| REQUIRED WORK |
Where a line contains the word "transformation", copy that line in full.

(Dataset rows)
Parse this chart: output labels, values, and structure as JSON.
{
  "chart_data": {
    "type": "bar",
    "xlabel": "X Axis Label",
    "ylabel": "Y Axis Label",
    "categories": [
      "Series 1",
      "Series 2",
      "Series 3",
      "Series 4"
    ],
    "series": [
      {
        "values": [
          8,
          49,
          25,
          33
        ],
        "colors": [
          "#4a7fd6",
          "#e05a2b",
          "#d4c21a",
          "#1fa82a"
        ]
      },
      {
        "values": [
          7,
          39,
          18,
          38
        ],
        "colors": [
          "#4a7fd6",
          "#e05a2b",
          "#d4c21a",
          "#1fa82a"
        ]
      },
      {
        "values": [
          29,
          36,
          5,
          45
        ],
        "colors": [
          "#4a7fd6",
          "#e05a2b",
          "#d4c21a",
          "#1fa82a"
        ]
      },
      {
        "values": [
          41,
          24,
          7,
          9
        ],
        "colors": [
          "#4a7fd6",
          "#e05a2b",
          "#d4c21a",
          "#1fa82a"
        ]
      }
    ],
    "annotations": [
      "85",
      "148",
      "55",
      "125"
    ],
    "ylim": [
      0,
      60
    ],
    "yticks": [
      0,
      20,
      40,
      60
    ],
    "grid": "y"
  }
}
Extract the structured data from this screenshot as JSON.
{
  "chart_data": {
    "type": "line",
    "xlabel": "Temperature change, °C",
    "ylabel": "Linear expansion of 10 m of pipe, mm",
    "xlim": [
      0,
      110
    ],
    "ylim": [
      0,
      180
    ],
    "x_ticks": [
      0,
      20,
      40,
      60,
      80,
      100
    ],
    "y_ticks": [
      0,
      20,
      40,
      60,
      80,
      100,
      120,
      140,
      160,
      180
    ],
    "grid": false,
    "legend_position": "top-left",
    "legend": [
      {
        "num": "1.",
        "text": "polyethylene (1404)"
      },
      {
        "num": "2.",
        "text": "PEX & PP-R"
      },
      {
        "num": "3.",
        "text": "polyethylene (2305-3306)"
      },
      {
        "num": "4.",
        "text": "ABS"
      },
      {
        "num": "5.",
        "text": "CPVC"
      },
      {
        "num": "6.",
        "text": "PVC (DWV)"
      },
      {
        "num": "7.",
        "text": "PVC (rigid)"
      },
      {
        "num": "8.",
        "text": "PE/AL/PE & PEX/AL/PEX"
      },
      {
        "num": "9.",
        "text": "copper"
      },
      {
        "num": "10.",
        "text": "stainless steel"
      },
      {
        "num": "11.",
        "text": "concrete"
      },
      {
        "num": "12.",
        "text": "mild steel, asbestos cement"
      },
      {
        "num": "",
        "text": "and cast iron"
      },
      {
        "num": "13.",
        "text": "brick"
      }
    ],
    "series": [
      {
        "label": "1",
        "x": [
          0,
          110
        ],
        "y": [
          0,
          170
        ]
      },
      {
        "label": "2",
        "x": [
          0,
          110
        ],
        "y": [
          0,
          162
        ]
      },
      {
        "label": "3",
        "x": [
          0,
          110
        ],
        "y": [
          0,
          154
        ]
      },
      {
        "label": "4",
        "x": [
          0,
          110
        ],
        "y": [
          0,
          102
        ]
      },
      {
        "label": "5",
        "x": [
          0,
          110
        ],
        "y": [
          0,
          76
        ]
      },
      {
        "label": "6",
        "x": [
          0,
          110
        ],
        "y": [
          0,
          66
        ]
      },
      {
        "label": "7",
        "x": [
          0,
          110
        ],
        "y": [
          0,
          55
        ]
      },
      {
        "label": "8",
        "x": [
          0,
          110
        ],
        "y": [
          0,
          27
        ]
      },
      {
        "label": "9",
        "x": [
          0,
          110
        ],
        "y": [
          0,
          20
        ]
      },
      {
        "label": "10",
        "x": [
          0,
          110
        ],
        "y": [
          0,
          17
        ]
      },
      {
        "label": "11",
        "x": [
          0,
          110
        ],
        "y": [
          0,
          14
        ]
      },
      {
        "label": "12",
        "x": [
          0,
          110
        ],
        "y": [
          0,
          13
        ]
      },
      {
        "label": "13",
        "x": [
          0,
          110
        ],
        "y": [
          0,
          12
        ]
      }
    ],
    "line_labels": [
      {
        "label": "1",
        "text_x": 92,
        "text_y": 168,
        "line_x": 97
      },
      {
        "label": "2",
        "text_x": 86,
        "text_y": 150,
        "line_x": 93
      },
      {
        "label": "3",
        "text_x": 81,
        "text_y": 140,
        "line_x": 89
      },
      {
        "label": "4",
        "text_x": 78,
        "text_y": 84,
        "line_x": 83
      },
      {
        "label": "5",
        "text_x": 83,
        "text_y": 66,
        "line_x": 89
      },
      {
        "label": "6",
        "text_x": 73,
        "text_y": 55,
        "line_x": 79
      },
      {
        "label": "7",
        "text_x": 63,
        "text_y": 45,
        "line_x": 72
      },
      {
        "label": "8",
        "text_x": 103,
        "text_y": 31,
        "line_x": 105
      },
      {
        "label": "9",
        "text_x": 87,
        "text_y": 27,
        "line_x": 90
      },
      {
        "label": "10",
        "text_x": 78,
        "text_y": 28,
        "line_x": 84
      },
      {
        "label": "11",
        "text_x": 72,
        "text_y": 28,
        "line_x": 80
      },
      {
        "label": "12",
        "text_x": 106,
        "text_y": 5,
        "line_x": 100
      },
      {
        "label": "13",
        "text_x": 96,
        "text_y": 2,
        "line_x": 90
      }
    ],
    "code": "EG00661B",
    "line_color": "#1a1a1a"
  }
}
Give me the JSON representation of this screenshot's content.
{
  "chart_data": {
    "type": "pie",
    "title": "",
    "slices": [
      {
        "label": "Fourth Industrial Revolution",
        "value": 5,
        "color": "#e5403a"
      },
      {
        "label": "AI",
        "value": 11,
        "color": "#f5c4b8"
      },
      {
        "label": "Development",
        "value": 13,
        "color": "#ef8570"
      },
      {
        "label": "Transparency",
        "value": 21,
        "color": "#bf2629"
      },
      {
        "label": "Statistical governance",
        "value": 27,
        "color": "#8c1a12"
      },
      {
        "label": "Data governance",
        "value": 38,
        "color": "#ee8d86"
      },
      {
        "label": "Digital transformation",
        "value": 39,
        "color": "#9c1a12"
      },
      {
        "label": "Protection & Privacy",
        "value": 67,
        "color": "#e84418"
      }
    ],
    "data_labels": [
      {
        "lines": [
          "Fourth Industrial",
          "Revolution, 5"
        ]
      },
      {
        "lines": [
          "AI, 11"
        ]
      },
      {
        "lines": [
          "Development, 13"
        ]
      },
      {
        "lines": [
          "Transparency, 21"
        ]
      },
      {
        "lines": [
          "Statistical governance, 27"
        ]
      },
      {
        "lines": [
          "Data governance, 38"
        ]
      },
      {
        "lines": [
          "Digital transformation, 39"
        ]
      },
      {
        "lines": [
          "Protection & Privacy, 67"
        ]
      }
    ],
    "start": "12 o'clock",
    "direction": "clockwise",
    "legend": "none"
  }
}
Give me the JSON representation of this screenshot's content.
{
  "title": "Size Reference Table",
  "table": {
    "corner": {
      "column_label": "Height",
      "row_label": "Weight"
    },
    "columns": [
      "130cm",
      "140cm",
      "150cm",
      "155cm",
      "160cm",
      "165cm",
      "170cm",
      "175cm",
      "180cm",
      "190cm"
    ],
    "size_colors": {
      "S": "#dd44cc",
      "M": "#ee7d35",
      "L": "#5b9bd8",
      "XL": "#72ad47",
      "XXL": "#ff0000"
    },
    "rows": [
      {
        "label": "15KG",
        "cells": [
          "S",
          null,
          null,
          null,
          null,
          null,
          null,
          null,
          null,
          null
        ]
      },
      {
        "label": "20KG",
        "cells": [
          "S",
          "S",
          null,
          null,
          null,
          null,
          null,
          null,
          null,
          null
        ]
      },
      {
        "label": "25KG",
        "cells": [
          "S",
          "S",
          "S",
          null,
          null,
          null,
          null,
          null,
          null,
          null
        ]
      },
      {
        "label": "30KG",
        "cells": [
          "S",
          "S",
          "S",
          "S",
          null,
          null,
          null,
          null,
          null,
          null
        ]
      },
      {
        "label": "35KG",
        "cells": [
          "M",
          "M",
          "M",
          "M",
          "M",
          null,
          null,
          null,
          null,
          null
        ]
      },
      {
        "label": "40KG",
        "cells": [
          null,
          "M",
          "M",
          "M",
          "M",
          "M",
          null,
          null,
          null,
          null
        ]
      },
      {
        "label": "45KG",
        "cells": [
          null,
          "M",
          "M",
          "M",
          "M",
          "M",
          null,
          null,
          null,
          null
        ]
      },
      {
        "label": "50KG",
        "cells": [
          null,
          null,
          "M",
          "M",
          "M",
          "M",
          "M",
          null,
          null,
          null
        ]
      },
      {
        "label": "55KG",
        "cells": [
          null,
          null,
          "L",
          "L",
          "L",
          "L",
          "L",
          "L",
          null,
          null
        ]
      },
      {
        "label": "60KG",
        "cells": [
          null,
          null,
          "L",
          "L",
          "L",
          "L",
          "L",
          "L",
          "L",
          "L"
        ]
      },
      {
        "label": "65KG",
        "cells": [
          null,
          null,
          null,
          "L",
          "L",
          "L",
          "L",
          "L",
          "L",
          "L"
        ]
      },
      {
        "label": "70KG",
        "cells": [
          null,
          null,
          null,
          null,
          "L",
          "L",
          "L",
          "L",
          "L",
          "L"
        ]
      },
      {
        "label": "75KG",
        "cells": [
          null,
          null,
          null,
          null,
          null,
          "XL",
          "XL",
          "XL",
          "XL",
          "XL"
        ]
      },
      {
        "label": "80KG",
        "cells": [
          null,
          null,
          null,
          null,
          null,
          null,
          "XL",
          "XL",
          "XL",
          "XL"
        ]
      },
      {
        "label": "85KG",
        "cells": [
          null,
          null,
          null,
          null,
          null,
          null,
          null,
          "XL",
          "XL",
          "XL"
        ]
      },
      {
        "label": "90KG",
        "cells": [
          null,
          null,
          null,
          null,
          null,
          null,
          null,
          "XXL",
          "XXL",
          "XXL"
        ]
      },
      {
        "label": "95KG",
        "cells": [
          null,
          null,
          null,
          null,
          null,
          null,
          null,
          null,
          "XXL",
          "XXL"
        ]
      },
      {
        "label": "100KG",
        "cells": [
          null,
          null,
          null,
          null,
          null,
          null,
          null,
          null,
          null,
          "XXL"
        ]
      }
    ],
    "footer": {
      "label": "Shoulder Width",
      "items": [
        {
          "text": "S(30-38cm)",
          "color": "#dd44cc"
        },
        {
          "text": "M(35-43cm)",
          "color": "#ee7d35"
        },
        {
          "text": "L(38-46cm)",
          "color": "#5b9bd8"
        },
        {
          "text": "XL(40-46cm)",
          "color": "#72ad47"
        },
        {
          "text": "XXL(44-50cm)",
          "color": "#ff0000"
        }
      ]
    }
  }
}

| ANSWER |
        "label": "Digital transformation",
          "Digital transformation, 39"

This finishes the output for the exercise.